## What to produce
Pick out and copy every line of the items below that contains the string "查理九世之wing归来"; matches must agree in case.

## The data
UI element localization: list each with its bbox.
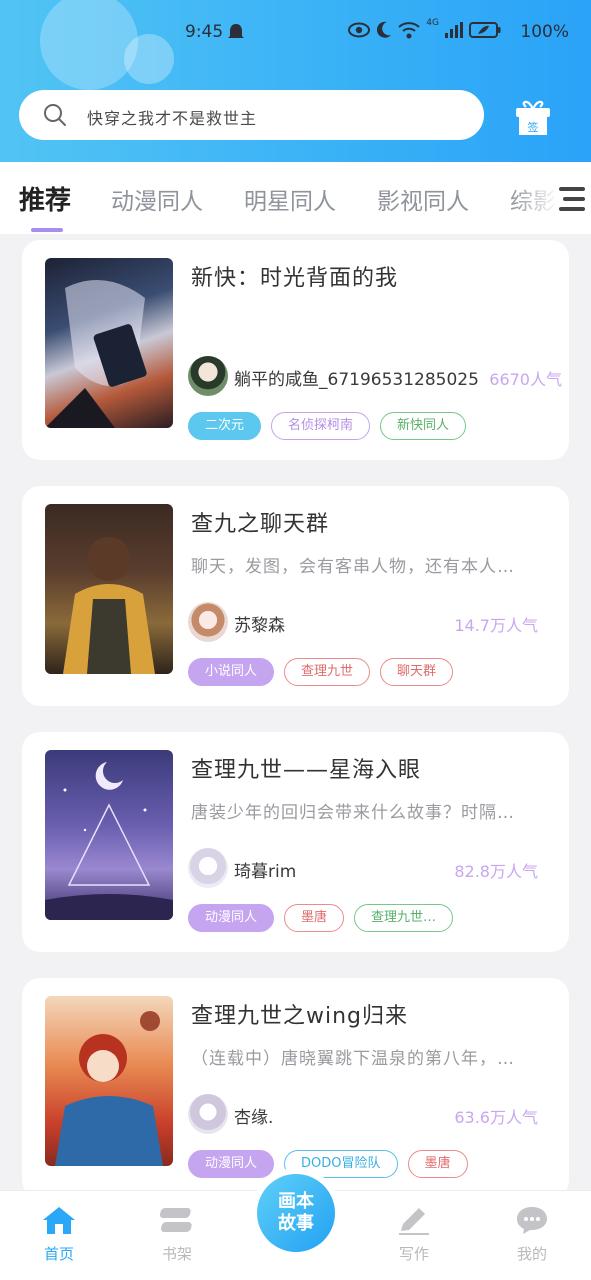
story-cover: [45, 750, 173, 920]
story-cover: [45, 504, 173, 674]
moon-icon: [377, 21, 392, 38]
story-card[interactable]: 查理九世——星海入眼 唐装少年的回归会带来什么故事？时隔… 琦暮rim 82.8…: [22, 732, 569, 952]
tag-list: 动漫同人 墨唐 查理九世…: [188, 904, 454, 932]
tag-list: 小说同人 查理九世 聊天群: [188, 658, 454, 686]
nav-home-label: 首页: [43, 1245, 74, 1263]
story-tag[interactable]: 名侦探柯南: [271, 412, 371, 440]
story-tag[interactable]: 查理九世: [284, 658, 371, 686]
author-avatar[interactable]: [188, 602, 228, 642]
signal-icon: [445, 22, 463, 38]
story-card[interactable]: 查九之聊天群 聊天，发图，会有客串人物，还有本人… 苏黎森 14.7万人气 小说…: [22, 486, 569, 706]
story-tag[interactable]: 聊天群: [380, 658, 454, 686]
category-tabs: 推荐 动漫同人 明星同人 影视同人 综影: [0, 162, 591, 234]
author-row: 苏黎森 14.7万人气: [188, 602, 558, 642]
nav-bookshelf-label: 书架: [161, 1245, 192, 1263]
gift-icon: 签: [516, 100, 550, 135]
story-title: 新快：时光背面的我: [191, 266, 399, 291]
nav-me[interactable]: 我的: [497, 1205, 567, 1264]
center-label-line2: 故事: [278, 1213, 314, 1234]
checkin-button[interactable]: 签: [513, 100, 553, 140]
author-avatar[interactable]: [188, 1094, 228, 1134]
author-row: 琦暮rim 82.8万人气: [188, 848, 558, 888]
story-tag[interactable]: 墨唐: [407, 1150, 468, 1178]
tab-film-fanfic[interactable]: 影视同人: [377, 182, 469, 216]
popularity: 63.6万人气: [454, 1108, 538, 1127]
picture-story-button[interactable]: 画本 故事: [251, 1168, 341, 1258]
story-tag[interactable]: 小说同人: [188, 658, 275, 686]
story-cover: [45, 258, 173, 428]
popularity: 82.8万人气: [454, 862, 538, 881]
nav-write[interactable]: 写作: [379, 1205, 449, 1264]
center-label-line1: 画本: [278, 1191, 314, 1212]
story-tag[interactable]: 动漫同人: [188, 904, 275, 932]
search-placeholder: 快穿之我才不是救世主: [87, 109, 258, 128]
system-icons: 4G: [348, 18, 501, 39]
tab-indicator: [31, 228, 63, 232]
story-title: 查九之聊天群: [191, 512, 330, 537]
nav-bookshelf[interactable]: 书架: [142, 1205, 212, 1264]
author-avatar[interactable]: [188, 356, 228, 396]
story-tag[interactable]: 查理九世…: [354, 904, 454, 932]
author-name[interactable]: 苏黎森: [234, 611, 285, 636]
search-icon: [44, 104, 66, 126]
story-card[interactable]: 新快：时光背面的我 躺平的咸鱼_67196531285025 6670人气 二次…: [22, 240, 569, 460]
story-tag[interactable]: 二次元: [188, 412, 262, 440]
wifi-icon: [398, 22, 420, 39]
author-name[interactable]: 琦暮rim: [234, 857, 296, 882]
tag-list: 动漫同人 DODO冒险队 墨唐: [188, 1150, 468, 1178]
author-name[interactable]: 躺平的咸鱼_67196531285025: [234, 365, 479, 390]
author-name[interactable]: 杏缘.: [234, 1103, 273, 1128]
battery-icon: [469, 22, 501, 38]
status-time: 9:45: [185, 22, 224, 42]
tab-anime-fanfic[interactable]: 动漫同人: [111, 182, 203, 216]
pencil-icon: [399, 1208, 429, 1235]
story-description: 聊天，发图，会有客串人物，还有本人…: [191, 557, 515, 577]
story-title: 查理九世之wing归来: [191, 1004, 409, 1029]
nav-me-label: 我的: [516, 1245, 547, 1263]
nav-write-label: 写作: [398, 1245, 429, 1263]
home-icon: [43, 1207, 75, 1234]
story-tag[interactable]: 墨唐: [284, 904, 345, 932]
author-row: 杏缘. 63.6万人气: [188, 1094, 558, 1134]
category-menu-icon[interactable]: [551, 184, 585, 214]
author-avatar[interactable]: [188, 848, 228, 888]
story-description: （连载中）唐晓翼跳下温泉的第八年，…: [191, 1049, 515, 1069]
story-cover: [45, 996, 173, 1166]
story-tag[interactable]: 新快同人: [380, 412, 467, 440]
status-bar: 9:45 4G 100%: [0, 18, 591, 48]
author-row: 躺平的咸鱼_67196531285025 6670人气: [188, 356, 562, 396]
nav-home[interactable]: 首页: [24, 1205, 94, 1264]
story-tag[interactable]: 动漫同人: [188, 1150, 275, 1178]
network-type: 4G: [426, 18, 439, 28]
tag-list: 二次元 名侦探柯南 新快同人: [188, 412, 467, 440]
picture-story-inner: 画本 故事: [257, 1174, 335, 1252]
tab-recommend[interactable]: 推荐: [19, 180, 71, 217]
app-header: 9:45 4G 100% 快穿之我才不是救世主 签: [0, 0, 591, 162]
story-title: 查理九世——星海入眼: [191, 758, 422, 783]
popularity: 14.7万人气: [454, 616, 538, 635]
bookshelf-icon: [160, 1208, 192, 1232]
story-card[interactable]: 查理九世之wing归来 （连载中）唐晓翼跳下温泉的第八年，… 杏缘. 63.6万…: [22, 978, 569, 1198]
tab-celebrity-fanfic[interactable]: 明星同人: [244, 182, 336, 216]
search-bar[interactable]: 快穿之我才不是救世主: [19, 90, 484, 140]
battery-percent: 100%: [520, 22, 569, 42]
checkin-label: 签: [528, 120, 539, 134]
story-description: 唐装少年的回归会带来什么故事？时隔…: [191, 803, 515, 823]
popularity: 6670人气: [489, 370, 562, 389]
ghost-notification-icon: [228, 24, 244, 38]
chat-bubble-icon: [517, 1207, 547, 1234]
eye-icon: [348, 22, 371, 38]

## Reply to the task
story-title: 查理九世之wing归来: [191, 1004, 409, 1029]
story-card[interactable]: 查理九世之wing归来 （连载中）唐晓翼跳下温泉的第八年，… 杏缘. 63.6万…: [22, 978, 569, 1198]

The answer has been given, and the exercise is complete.